Data entries:
——
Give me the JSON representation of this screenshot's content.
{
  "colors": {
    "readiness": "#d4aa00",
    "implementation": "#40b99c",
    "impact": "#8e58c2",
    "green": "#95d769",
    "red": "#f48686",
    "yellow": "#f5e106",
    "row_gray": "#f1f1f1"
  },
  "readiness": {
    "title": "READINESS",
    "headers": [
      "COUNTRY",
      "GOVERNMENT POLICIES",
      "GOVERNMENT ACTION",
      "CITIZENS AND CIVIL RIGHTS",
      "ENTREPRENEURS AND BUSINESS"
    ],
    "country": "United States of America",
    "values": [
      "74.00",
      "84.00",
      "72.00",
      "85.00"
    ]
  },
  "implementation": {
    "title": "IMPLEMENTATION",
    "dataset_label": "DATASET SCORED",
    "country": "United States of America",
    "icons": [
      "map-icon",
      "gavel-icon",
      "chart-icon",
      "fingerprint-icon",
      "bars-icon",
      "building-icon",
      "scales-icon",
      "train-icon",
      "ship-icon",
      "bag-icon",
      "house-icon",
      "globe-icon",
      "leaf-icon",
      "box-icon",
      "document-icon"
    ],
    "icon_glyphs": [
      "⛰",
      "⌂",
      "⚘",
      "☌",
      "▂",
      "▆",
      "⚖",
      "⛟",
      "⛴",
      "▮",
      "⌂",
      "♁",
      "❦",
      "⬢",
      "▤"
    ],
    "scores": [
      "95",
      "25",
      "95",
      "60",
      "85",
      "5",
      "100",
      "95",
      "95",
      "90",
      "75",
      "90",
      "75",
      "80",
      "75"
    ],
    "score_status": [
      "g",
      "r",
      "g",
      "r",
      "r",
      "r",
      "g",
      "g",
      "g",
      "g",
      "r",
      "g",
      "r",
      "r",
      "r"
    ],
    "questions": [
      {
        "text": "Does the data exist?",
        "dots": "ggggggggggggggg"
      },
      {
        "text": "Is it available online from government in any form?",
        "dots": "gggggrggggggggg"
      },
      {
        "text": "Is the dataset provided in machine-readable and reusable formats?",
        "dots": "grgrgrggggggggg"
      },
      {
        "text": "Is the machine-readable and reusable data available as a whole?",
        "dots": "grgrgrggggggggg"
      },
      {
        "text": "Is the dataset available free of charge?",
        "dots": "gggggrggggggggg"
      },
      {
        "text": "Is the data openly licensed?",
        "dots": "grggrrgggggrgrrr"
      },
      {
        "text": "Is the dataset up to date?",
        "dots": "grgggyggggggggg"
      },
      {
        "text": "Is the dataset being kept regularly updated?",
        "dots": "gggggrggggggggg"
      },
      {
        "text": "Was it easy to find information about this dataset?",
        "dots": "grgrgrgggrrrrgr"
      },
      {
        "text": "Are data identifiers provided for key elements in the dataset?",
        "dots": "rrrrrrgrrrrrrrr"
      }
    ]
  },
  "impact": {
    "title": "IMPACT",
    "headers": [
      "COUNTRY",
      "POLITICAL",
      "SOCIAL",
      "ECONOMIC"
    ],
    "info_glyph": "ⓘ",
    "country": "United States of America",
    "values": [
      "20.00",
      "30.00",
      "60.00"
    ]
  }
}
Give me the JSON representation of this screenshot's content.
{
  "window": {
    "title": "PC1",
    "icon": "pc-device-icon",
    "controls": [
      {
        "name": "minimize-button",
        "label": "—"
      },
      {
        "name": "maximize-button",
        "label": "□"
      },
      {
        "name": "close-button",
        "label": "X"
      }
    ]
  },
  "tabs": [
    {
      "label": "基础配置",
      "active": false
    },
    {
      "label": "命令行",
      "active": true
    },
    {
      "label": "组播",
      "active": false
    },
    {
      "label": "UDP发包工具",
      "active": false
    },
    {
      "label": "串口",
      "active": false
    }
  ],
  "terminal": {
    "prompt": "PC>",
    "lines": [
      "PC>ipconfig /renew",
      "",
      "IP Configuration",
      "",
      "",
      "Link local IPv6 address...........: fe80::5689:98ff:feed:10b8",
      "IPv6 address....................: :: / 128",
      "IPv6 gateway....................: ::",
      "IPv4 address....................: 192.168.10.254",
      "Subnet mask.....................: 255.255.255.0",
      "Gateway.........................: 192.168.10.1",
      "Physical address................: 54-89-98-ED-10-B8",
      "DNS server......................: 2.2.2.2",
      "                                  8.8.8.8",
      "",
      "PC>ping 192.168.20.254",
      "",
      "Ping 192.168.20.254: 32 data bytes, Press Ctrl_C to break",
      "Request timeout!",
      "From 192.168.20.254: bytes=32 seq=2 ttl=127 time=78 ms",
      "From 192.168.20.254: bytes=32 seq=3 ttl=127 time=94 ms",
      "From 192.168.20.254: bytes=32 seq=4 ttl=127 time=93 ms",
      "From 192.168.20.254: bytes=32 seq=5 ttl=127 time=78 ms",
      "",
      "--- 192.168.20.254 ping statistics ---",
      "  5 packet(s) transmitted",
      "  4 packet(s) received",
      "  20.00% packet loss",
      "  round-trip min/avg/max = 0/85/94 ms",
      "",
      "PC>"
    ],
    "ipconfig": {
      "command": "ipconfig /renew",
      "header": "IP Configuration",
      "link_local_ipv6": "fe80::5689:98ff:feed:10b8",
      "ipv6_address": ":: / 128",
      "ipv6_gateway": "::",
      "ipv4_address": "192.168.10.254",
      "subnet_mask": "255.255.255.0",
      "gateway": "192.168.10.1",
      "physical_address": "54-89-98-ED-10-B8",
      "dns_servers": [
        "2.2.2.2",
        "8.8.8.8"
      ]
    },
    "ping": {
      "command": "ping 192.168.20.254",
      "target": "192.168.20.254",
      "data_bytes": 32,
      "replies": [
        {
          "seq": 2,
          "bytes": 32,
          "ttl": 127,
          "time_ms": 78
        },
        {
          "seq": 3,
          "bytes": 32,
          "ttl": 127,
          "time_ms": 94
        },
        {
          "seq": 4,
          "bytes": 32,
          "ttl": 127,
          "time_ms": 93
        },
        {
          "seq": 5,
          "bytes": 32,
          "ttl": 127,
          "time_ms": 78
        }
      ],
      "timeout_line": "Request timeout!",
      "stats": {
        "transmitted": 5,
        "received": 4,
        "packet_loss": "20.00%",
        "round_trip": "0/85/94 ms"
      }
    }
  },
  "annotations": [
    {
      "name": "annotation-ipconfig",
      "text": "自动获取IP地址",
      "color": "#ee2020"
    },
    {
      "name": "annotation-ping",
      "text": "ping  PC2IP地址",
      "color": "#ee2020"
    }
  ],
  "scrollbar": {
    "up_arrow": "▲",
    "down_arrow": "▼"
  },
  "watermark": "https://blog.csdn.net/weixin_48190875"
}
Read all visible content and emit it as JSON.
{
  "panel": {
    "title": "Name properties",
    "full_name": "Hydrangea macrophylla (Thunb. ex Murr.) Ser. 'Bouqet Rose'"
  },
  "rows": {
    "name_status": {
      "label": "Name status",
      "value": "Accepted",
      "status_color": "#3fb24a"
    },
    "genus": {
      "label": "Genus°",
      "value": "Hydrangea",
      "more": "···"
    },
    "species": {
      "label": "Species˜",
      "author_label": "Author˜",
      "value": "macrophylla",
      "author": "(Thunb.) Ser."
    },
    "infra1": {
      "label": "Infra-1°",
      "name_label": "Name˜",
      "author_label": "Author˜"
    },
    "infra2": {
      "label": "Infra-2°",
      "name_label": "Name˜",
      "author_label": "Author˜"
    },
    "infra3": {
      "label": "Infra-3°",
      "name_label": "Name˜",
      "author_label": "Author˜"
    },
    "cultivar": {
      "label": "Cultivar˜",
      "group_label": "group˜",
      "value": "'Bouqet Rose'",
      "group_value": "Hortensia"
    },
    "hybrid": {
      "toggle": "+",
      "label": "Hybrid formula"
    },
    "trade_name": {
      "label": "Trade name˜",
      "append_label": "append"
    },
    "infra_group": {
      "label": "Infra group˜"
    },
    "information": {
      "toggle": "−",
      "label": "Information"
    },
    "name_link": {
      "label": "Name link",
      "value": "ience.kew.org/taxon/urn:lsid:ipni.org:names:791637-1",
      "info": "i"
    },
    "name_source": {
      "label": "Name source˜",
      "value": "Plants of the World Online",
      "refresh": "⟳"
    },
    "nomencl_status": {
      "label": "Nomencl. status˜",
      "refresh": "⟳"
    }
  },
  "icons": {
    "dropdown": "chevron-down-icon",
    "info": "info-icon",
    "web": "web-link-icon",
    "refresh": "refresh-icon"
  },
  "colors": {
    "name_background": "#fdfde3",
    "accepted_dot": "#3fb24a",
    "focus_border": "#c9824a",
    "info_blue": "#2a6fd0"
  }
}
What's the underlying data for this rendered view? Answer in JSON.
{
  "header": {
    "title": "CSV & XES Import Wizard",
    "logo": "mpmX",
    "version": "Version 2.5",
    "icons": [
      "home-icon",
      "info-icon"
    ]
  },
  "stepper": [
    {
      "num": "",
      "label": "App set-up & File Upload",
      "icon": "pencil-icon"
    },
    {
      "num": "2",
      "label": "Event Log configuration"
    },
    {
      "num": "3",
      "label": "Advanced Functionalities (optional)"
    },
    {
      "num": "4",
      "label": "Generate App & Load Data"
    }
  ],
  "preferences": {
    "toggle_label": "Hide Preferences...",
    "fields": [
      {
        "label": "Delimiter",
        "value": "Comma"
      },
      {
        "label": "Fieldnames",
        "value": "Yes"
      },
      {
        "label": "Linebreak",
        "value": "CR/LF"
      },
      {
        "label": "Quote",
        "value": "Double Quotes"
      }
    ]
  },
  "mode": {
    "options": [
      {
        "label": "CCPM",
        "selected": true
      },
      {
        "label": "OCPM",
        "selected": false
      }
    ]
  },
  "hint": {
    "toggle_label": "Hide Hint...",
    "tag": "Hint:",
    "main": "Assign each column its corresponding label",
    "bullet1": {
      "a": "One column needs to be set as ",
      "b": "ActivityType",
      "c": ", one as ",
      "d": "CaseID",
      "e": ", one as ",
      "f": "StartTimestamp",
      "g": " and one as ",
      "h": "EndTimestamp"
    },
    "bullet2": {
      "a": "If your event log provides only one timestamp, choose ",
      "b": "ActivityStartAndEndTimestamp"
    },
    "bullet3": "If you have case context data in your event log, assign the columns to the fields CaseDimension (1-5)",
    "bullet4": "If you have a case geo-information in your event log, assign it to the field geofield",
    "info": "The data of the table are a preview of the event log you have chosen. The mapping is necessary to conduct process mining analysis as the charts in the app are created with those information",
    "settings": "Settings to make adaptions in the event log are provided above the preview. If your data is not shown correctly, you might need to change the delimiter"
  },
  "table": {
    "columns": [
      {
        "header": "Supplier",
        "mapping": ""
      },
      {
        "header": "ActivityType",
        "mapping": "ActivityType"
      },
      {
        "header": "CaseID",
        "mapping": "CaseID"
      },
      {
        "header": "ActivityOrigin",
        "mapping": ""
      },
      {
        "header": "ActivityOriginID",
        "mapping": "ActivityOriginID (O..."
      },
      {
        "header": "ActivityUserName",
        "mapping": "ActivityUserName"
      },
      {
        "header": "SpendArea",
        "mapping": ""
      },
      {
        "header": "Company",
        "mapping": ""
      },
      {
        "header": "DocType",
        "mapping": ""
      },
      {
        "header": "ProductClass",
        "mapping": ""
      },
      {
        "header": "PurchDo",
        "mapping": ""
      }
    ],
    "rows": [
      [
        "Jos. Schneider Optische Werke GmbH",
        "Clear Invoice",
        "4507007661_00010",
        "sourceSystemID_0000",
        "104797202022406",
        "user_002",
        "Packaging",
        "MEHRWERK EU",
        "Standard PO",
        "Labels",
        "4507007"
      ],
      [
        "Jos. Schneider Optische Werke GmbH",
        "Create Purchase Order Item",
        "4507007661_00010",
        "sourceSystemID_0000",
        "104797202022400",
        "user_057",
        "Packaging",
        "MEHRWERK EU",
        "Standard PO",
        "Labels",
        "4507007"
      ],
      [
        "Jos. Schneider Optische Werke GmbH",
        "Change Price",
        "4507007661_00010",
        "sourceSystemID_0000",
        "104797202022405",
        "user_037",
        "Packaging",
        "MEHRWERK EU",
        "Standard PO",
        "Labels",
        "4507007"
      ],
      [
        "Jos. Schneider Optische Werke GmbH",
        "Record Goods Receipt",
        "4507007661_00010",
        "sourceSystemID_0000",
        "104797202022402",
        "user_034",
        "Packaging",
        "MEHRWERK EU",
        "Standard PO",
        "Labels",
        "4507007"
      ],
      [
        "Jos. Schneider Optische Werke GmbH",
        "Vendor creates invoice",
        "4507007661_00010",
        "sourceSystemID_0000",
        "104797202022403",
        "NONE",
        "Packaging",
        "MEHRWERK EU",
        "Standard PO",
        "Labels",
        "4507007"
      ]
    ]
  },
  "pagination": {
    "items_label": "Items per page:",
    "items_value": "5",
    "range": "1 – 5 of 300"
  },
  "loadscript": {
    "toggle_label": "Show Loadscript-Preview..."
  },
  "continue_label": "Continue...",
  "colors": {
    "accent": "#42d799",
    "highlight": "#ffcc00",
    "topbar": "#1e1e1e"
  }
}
——
Exercise:
Extract, from the material above, each line holding the word "ActivityOriginID".

Correct response:
        "header": "ActivityOriginID",
        "mapping": "ActivityOriginID (O..."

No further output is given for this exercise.